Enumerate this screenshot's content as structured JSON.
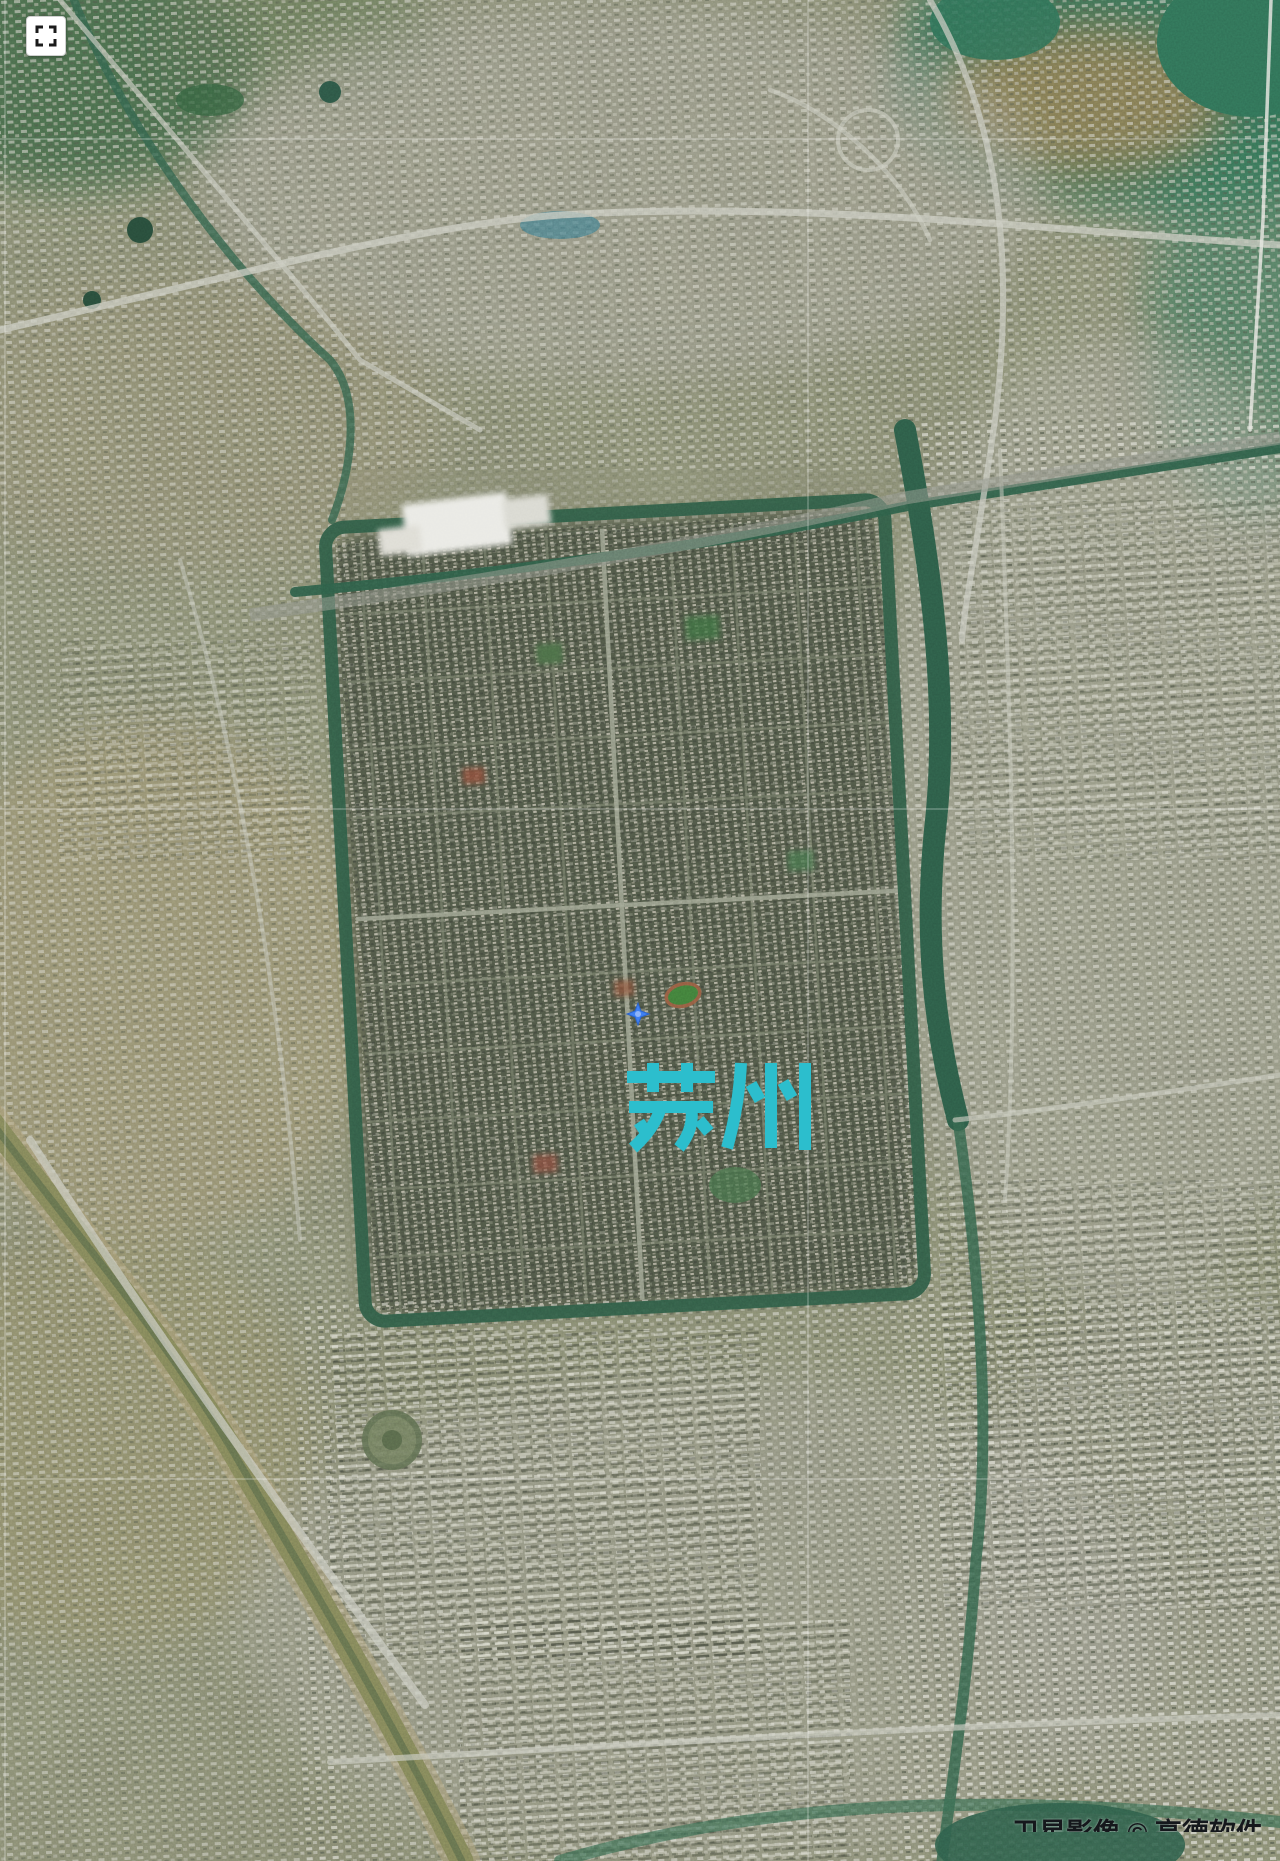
{
  "map": {
    "view_type": "satellite",
    "city_label": {
      "text": "苏州",
      "color": "#2cbecd"
    },
    "marker": {
      "shape": "four-point-star",
      "color": "#3f80f2",
      "x": 638,
      "y": 1014
    },
    "graticule": {
      "color": "#ffffff",
      "vertical_x": [
        5,
        808
      ],
      "horizontal_y": [
        139,
        809,
        1479
      ]
    },
    "attribution": {
      "text": "卫星影像 © 高德软件",
      "clipped": true
    }
  },
  "controls": {
    "fullscreen_button": {
      "icon": "fullscreen-expand-icon",
      "background": "#ffffff",
      "icon_color": "#1b1b1b"
    }
  },
  "palette": {
    "base_land": "#7f826c",
    "old_city": "#4a5143",
    "water_dark": "#2d5b46",
    "lake_teal": "#2f6e55",
    "canal_muddy": "#7f8257",
    "urban_light": "#dcdcd2",
    "road_light": "#c9cbc0"
  }
}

- - -

■ To be done
Please write out all the data again word for word, but not the pictures.

■ Solved problem
Enumerate this screenshot's content as structured JSON.
{
  "map": {
    "view_type": "satellite",
    "city_label": {
      "text": "苏州",
      "color": "#2cbecd"
    },
    "marker": {
      "shape": "four-point-star",
      "color": "#3f80f2",
      "x": 638,
      "y": 1014
    },
    "graticule": {
      "color": "#ffffff",
      "vertical_x": [
        5,
        808
      ],
      "horizontal_y": [
        139,
        809,
        1479
      ]
    },
    "attribution": {
      "text": "卫星影像 © 高德软件",
      "clipped": true
    }
  },
  "controls": {
    "fullscreen_button": {
      "icon": "fullscreen-expand-icon",
      "background": "#ffffff",
      "icon_color": "#1b1b1b"
    }
  },
  "palette": {
    "base_land": "#7f826c",
    "old_city": "#4a5143",
    "water_dark": "#2d5b46",
    "lake_teal": "#2f6e55",
    "canal_muddy": "#7f8257",
    "urban_light": "#dcdcd2",
    "road_light": "#c9cbc0"
  }
}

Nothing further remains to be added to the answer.